** Start of Text excerpt **
Should the board approve the 7E7? How would we know if the 7E7 project will create value?

Background

Four reasons are inherent for Boeing to launch the 7E7 project, which are discussed briefly as follows:

  • Boeing had not introduced any new aircraft for greater timeframe. Hence, creating a new product could help the organisation in regaining the market of commercial aircraft from its main rival (Atanasov and Black 2016). The main rival of Boeing is Airbus, which had 57 additional commercial orders in contrast to Boeing in 2002.
  • The 7E7 project concentrates on cost minimisation and fuel efficiency improvement, which would reduce the operating cost of Boeing greatly.
  • The project could enhance the short and long distance flexibility of places for satisfying the demands of more customers along with allaying their concern regarding aging fleet of mid-range planes after 911. Moreover, taking into account the long-term business cycle, the air travel carries on its past association with GDP having an annual growth rate of 5.1% (Avdjiev, McCauley and Shin 2016).
** End of Text excerpt **
** Start of Rows **
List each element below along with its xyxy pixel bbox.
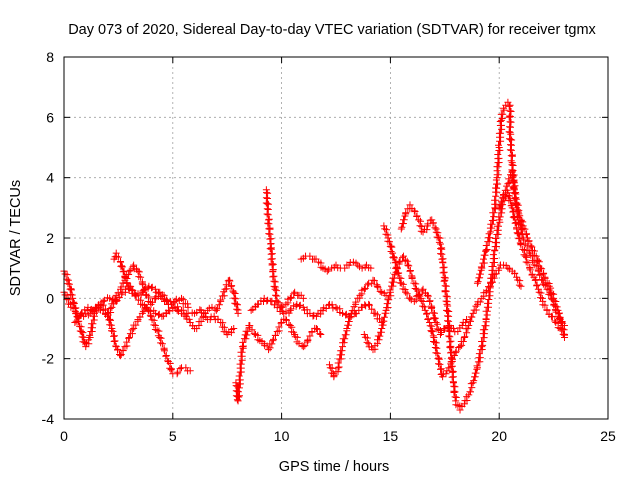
data-point-markers xyxy=(262,186,307,311)
y-tick-label: -4 xyxy=(42,411,55,427)
data-series-track-g xyxy=(262,186,307,311)
data-point-markers xyxy=(232,315,325,405)
data-point-markers xyxy=(325,276,390,381)
x-tick-label: 5 xyxy=(169,428,177,444)
data-series-track-f xyxy=(247,294,386,326)
x-tick-label: 15 xyxy=(383,428,399,444)
tick-layer: 0 5 10 15 20 25 -4 -2 0 2 4 6 8 xyxy=(42,49,616,444)
data-point-markers xyxy=(495,168,568,342)
data-series-track-i xyxy=(325,276,390,381)
data-layer xyxy=(60,98,568,414)
data-series-track-k xyxy=(380,222,471,339)
data-point-markers xyxy=(247,294,386,326)
data-point-markers xyxy=(380,222,471,339)
data-series-track-h xyxy=(297,252,375,275)
data-point-markers xyxy=(397,189,568,414)
y-axis-label: SDTVAR / TECUs xyxy=(8,180,24,296)
x-tick-label: 0 xyxy=(60,428,68,444)
y-tick-label: 6 xyxy=(46,109,54,125)
data-point-markers xyxy=(110,249,192,311)
data-series-track-d xyxy=(110,249,192,311)
data-series-track-l xyxy=(397,189,568,414)
y-tick-label: 0 xyxy=(46,290,54,306)
grid-layer xyxy=(64,57,608,419)
data-series-track-n xyxy=(495,168,568,342)
y-tick-label: 4 xyxy=(46,170,54,186)
y-tick-label: 2 xyxy=(46,230,54,246)
x-axis-label: GPS time / hours xyxy=(279,459,389,475)
x-tick-label: 25 xyxy=(600,428,616,444)
y-tick-label: -2 xyxy=(42,351,55,367)
data-series-track-e xyxy=(232,315,325,405)
chart-title: Day 073 of 2020, Sidereal Day-to-day VTE… xyxy=(68,22,596,38)
x-tick-label: 10 xyxy=(274,428,290,444)
data-point-markers xyxy=(71,300,194,378)
data-point-markers xyxy=(297,252,375,275)
x-tick-label: 20 xyxy=(491,428,507,444)
data-series-track-c xyxy=(71,300,194,378)
y-tick-label: 8 xyxy=(46,49,54,65)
** End of Rows **
In the Boeing 7E7 text above, reproduce the portion starting with "Four reasons are" and going on through "Boeing in 2002.".

Four reasons are inherent for Boeing to launch the 7E7 project, which are discussed briefly as follows:

  • Boeing had not introduced any new aircraft for greater timeframe. Hence, creating a new product could help the organisation in regaining the market of commercial aircraft from its main rival (Atanasov and Black 2016). The main rival of Boeing is Airbus, which had 57 additional commercial orders in contrast to Boeing in 2002.